What you need to do: Without the pictures, print each of the records below exactly as it appears.

Items listed in a dataset:
==*==

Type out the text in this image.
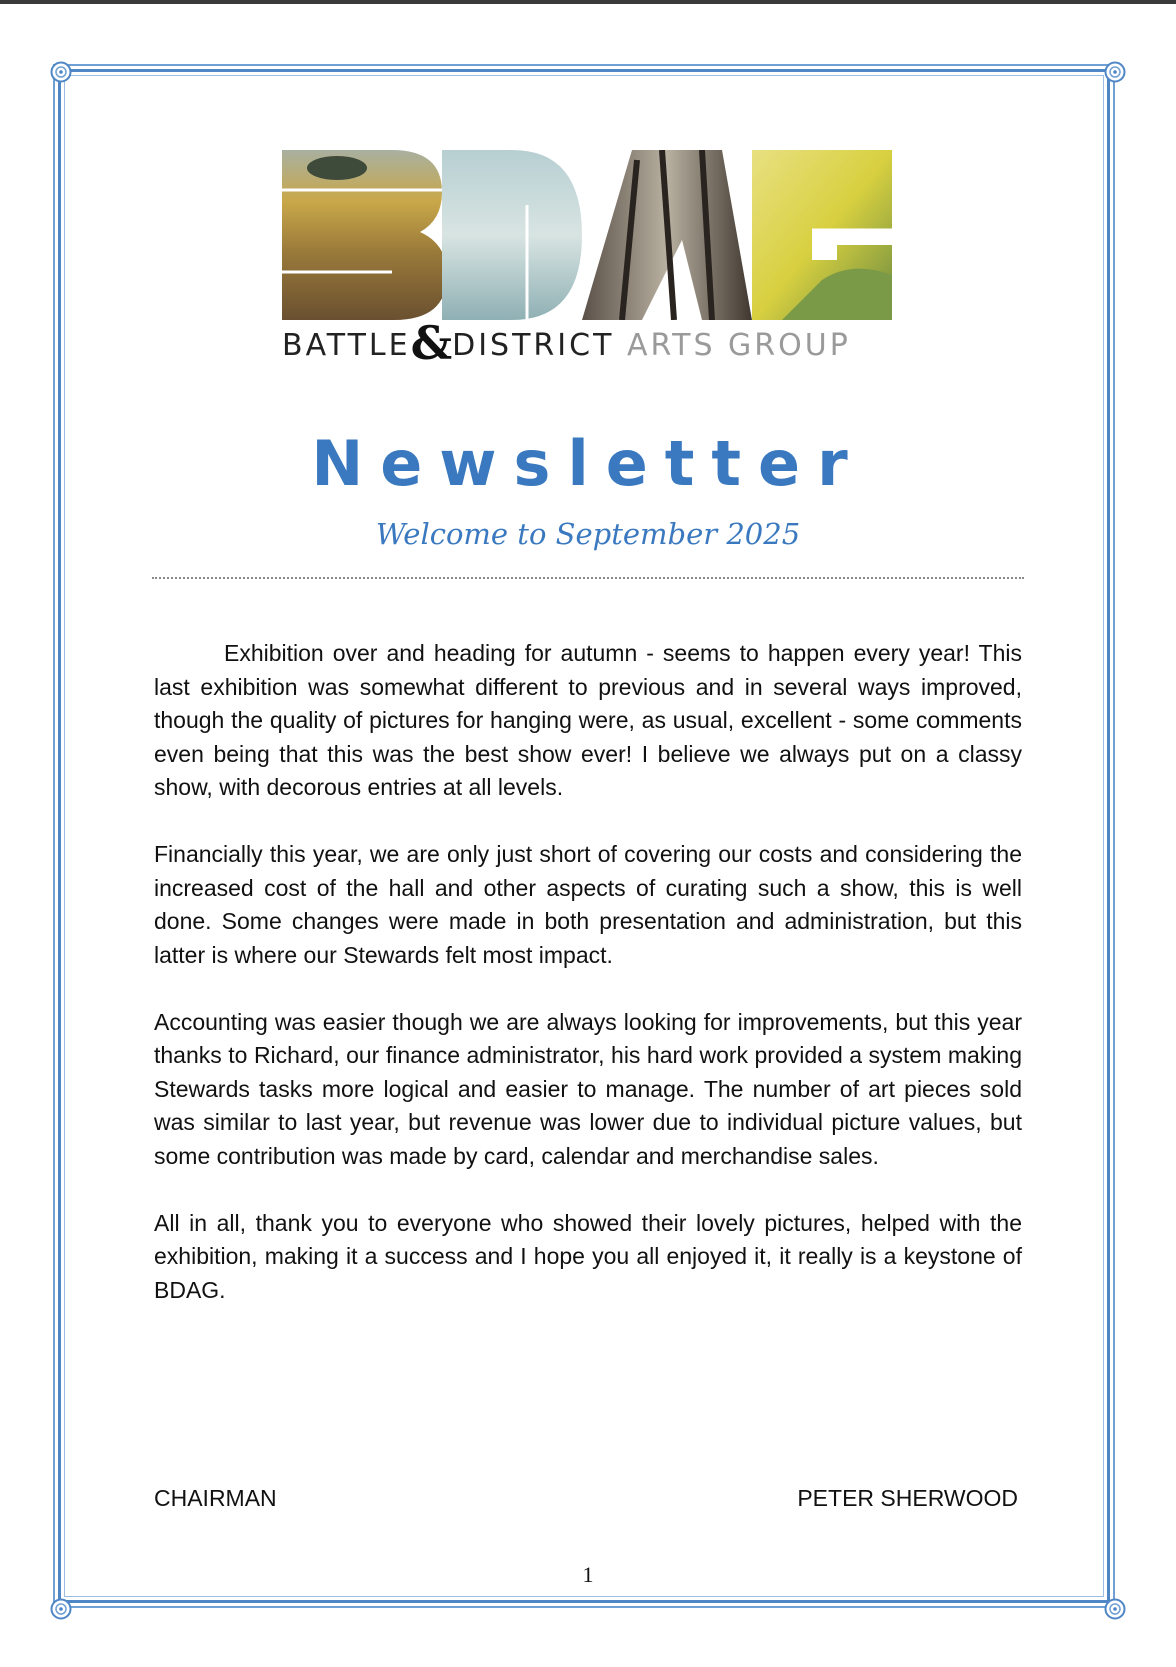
BATTLE&DISTRICT ARTS GROUP
Newsletter
Welcome to September 2025

Exhibition over and heading for autumn - seems to happen every year! This last exhibition was somewhat different to previous and in several ways improved, though the quality of pictures for hanging were, as usual, excellent - some comments even being that this was the best show ever! I believe we always put on a classy show, with decorous entries at all levels.

Financially this year, we are only just short of covering our costs and considering the increased cost of the hall and other aspects of curating such a show, this is well done. Some changes were made in both presentation and administration, but this latter is where our Stewards felt most impact.

Accounting was easier though we are always looking for improvements, but this year thanks to Richard, our finance administrator, his hard work provided a system making Stewards tasks more logical and easier to manage. The number of art pieces sold was similar to last year, but revenue was lower due to individual picture values, but some contribution was made by card, calendar and merchandise sales.

All in all, thank you to everyone who showed their lovely pictures, helped with the exhibition, making it a success and I hope you all enjoyed it, it really is a keystone of BDAG.

CHAIRMAN	PETER SHERWOOD
1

==*==

Correct answer:
Type out the text in this image.
BATTLE&DISTRICT ARTS GROUP
Newsletter
Welcome to September 2025

Exhibition over and heading for autumn - seems to happen every year! This last exhibition was somewhat different to previous and in several ways improved, though the quality of pictures for hanging were, as usual, excellent - some comments even being that this was the best show ever! I believe we always put on a classy show, with decorous entries at all levels.

Financially this year, we are only just short of covering our costs and considering the increased cost of the hall and other aspects of curating such a show, this is well done. Some changes were made in both presentation and administration, but this latter is where our Stewards felt most impact.

Accounting was easier though we are always looking for improvements, but this year thanks to Richard, our finance administrator, his hard work provided a system making Stewards tasks more logical and easier to manage. The number of art pieces sold was similar to last year, but revenue was lower due to individual picture values, but some contribution was made by card, calendar and merchandise sales.

All in all, thank you to everyone who showed their lovely pictures, helped with the exhibition, making it a success and I hope you all enjoyed it, it really is a keystone of BDAG.

CHAIRMAN	PETER SHERWOOD
1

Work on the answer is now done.